→ **Short task**
Pull out every line below containing the word "text".

→ **Record excerpts**
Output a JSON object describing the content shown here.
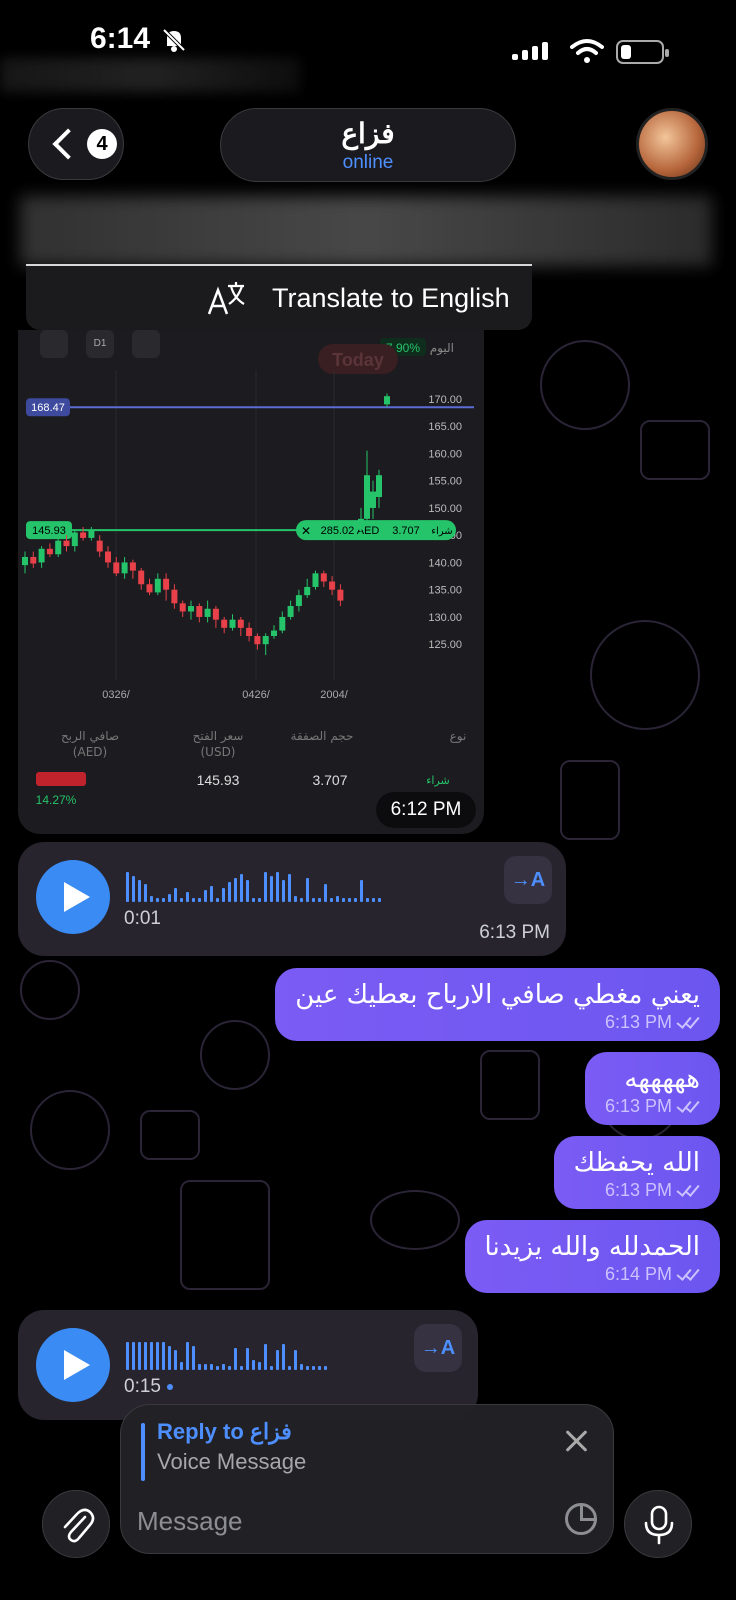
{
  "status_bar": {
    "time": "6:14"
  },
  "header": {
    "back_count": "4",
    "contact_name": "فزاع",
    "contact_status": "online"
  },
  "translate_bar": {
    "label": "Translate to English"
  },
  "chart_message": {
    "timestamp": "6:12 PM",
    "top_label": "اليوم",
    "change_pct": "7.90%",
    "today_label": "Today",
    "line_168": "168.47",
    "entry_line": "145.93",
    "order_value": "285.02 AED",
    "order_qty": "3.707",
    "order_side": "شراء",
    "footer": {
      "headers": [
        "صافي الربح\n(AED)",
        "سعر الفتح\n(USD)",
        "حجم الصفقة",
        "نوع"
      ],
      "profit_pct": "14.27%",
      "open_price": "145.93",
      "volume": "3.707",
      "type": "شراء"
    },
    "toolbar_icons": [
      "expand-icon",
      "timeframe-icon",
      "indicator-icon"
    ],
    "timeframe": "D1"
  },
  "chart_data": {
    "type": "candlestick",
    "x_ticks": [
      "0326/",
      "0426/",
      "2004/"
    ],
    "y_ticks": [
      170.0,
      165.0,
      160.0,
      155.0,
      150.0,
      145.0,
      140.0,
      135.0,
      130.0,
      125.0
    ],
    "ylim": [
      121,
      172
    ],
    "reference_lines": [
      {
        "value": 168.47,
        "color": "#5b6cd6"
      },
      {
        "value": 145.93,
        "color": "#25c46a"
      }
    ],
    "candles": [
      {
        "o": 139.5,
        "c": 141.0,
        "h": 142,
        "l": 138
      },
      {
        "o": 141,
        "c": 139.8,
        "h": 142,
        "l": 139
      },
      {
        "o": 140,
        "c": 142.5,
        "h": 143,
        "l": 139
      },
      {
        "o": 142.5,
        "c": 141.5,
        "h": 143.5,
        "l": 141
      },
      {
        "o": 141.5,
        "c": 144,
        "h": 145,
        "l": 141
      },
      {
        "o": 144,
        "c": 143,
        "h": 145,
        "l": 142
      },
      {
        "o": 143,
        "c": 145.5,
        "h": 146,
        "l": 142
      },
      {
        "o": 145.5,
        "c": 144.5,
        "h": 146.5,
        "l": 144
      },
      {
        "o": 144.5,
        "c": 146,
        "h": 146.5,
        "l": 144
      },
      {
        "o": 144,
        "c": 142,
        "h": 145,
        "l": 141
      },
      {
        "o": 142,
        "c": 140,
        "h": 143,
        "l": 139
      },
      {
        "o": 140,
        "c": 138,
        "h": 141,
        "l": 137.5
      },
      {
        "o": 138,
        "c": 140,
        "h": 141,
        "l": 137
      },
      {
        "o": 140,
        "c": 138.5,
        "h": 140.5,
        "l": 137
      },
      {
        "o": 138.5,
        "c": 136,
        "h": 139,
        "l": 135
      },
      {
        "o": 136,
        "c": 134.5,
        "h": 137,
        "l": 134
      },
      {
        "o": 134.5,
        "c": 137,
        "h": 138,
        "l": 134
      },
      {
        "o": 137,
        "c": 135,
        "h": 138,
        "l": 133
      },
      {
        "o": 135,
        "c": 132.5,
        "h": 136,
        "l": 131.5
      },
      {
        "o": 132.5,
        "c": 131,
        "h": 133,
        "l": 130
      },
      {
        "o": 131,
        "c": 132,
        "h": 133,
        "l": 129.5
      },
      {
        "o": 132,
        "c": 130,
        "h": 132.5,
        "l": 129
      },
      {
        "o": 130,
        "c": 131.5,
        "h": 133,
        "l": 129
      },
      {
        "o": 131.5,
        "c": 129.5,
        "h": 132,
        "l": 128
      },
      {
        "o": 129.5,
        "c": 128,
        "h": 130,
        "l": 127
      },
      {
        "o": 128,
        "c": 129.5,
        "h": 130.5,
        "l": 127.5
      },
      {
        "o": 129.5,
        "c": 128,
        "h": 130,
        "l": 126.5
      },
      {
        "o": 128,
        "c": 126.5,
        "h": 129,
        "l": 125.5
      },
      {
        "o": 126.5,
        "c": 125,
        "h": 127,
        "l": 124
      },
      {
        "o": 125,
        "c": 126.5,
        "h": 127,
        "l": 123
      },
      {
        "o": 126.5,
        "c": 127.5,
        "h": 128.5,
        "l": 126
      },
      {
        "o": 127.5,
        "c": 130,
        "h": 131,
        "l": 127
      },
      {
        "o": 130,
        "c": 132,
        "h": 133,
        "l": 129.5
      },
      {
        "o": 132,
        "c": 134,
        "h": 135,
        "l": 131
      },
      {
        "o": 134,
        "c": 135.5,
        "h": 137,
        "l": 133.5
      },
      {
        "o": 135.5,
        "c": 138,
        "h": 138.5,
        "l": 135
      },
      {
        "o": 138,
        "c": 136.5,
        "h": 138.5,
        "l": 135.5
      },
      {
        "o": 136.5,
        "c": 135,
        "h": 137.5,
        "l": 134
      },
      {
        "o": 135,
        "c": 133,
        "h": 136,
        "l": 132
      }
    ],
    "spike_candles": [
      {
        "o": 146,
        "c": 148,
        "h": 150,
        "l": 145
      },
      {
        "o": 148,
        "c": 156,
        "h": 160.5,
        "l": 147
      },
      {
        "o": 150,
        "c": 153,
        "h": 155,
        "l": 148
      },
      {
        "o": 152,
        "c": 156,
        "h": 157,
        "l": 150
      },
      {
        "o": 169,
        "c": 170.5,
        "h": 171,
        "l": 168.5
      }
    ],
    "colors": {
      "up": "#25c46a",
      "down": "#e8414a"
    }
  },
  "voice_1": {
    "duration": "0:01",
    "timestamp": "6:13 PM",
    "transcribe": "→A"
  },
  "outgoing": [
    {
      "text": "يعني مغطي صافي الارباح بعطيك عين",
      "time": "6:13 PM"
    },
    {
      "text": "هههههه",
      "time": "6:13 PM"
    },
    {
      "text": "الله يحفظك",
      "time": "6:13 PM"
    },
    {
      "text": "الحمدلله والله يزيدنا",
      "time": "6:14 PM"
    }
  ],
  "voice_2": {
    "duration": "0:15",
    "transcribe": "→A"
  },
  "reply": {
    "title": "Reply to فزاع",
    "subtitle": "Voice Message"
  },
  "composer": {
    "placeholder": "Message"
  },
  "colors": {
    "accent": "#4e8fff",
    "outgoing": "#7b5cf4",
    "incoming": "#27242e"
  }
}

→ **Completed exercise**
      "text": "يعني مغطي صافي الارباح بعطيك عين",
      "text": "هههههه",
      "text": "الله يحفظك",
      "text": "الحمدلله والله يزيدنا",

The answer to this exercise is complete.